Start of TASK INPUT

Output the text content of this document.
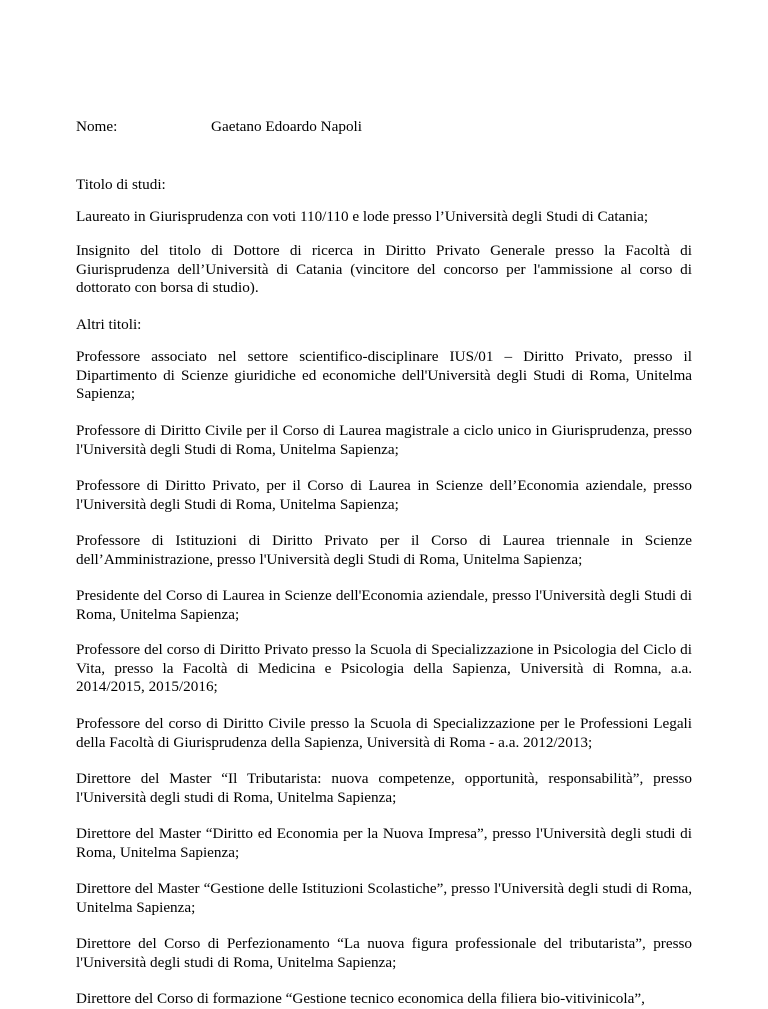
Nome:	Gaetano Edoardo Napoli
Titolo di studi:

Laureato in Giurisprudenza con voti 110/110 e lode presso l’Università degli Studi di Catania;

Insignito del titolo di Dottore di ricerca in Diritto Privato Generale presso la Facoltà di Giurisprudenza dell’Università di Catania (vincitore del concorso per l'ammissione al corso di dottorato con borsa di studio).

Altri titoli:

Professore associato nel settore scientifico-disciplinare IUS/01 – Diritto Privato, presso il Dipartimento di Scienze giuridiche ed economiche dell'Università degli Studi di Roma, Unitelma Sapienza;

Professore di Diritto Civile per il Corso di Laurea magistrale a ciclo unico in Giurisprudenza, presso l'Università degli Studi di Roma, Unitelma Sapienza;

Professore di Diritto Privato, per il Corso di Laurea in Scienze dell’Economia aziendale, presso l'Università degli Studi di Roma, Unitelma Sapienza;

Professore di Istituzioni di Diritto Privato per il Corso di Laurea triennale in Scienze dell’Amministrazione, presso l'Università degli Studi di Roma, Unitelma Sapienza;

Presidente del Corso di Laurea in Scienze dell'Economia aziendale, presso l'Università degli Studi di Roma, Unitelma Sapienza;

Professore del corso di Diritto Privato presso la Scuola di Specializzazione in Psicologia del Ciclo di Vita, presso la Facoltà di Medicina e Psicologia della Sapienza, Università di Romna, a.a. 2014/2015, 2015/2016;

Professore del corso di Diritto Civile presso la Scuola di Specializzazione per le Professioni Legali della Facoltà di Giurisprudenza della Sapienza, Università di Roma - a.a. 2012/2013;

Direttore del Master “Il Tributarista: nuova competenze, opportunità, responsabilità”, presso l'Università degli studi di Roma, Unitelma Sapienza;

Direttore del Master “Diritto ed Economia per la Nuova Impresa”, presso l'Università degli studi di Roma, Unitelma Sapienza;

Direttore del Master “Gestione delle Istituzioni Scolastiche”, presso l'Università degli studi di Roma, Unitelma Sapienza;

Direttore del Corso di Perfezionamento “La nuova figura professionale del tributarista”, presso l'Università degli studi di Roma, Unitelma Sapienza;

Direttore del Corso di formazione “Gestione tecnico economica della filiera bio-vitivinicola”,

End of TASK INPUT

Without the pictures, copy the material exactly as given.

[ANSWER TO THIS PROBLEM]
Output the text content of this document.
Nome:	Gaetano Edoardo Napoli
Titolo di studi:

Laureato in Giurisprudenza con voti 110/110 e lode presso l’Università degli Studi di Catania;

Insignito del titolo di Dottore di ricerca in Diritto Privato Generale presso la Facoltà di Giurisprudenza dell’Università di Catania (vincitore del concorso per l'ammissione al corso di dottorato con borsa di studio).

Altri titoli:

Professore associato nel settore scientifico-disciplinare IUS/01 – Diritto Privato, presso il Dipartimento di Scienze giuridiche ed economiche dell'Università degli Studi di Roma, Unitelma Sapienza;

Professore di Diritto Civile per il Corso di Laurea magistrale a ciclo unico in Giurisprudenza, presso l'Università degli Studi di Roma, Unitelma Sapienza;

Professore di Diritto Privato, per il Corso di Laurea in Scienze dell’Economia aziendale, presso l'Università degli Studi di Roma, Unitelma Sapienza;

Professore di Istituzioni di Diritto Privato per il Corso di Laurea triennale in Scienze dell’Amministrazione, presso l'Università degli Studi di Roma, Unitelma Sapienza;

Presidente del Corso di Laurea in Scienze dell'Economia aziendale, presso l'Università degli Studi di Roma, Unitelma Sapienza;

Professore del corso di Diritto Privato presso la Scuola di Specializzazione in Psicologia del Ciclo di Vita, presso la Facoltà di Medicina e Psicologia della Sapienza, Università di Romna, a.a. 2014/2015, 2015/2016;

Professore del corso di Diritto Civile presso la Scuola di Specializzazione per le Professioni Legali della Facoltà di Giurisprudenza della Sapienza, Università di Roma - a.a. 2012/2013;

Direttore del Master “Il Tributarista: nuova competenze, opportunità, responsabilità”, presso l'Università degli studi di Roma, Unitelma Sapienza;

Direttore del Master “Diritto ed Economia per la Nuova Impresa”, presso l'Università degli studi di Roma, Unitelma Sapienza;

Direttore del Master “Gestione delle Istituzioni Scolastiche”, presso l'Università degli studi di Roma, Unitelma Sapienza;

Direttore del Corso di Perfezionamento “La nuova figura professionale del tributarista”, presso l'Università degli studi di Roma, Unitelma Sapienza;

Direttore del Corso di formazione “Gestione tecnico economica della filiera bio-vitivinicola”,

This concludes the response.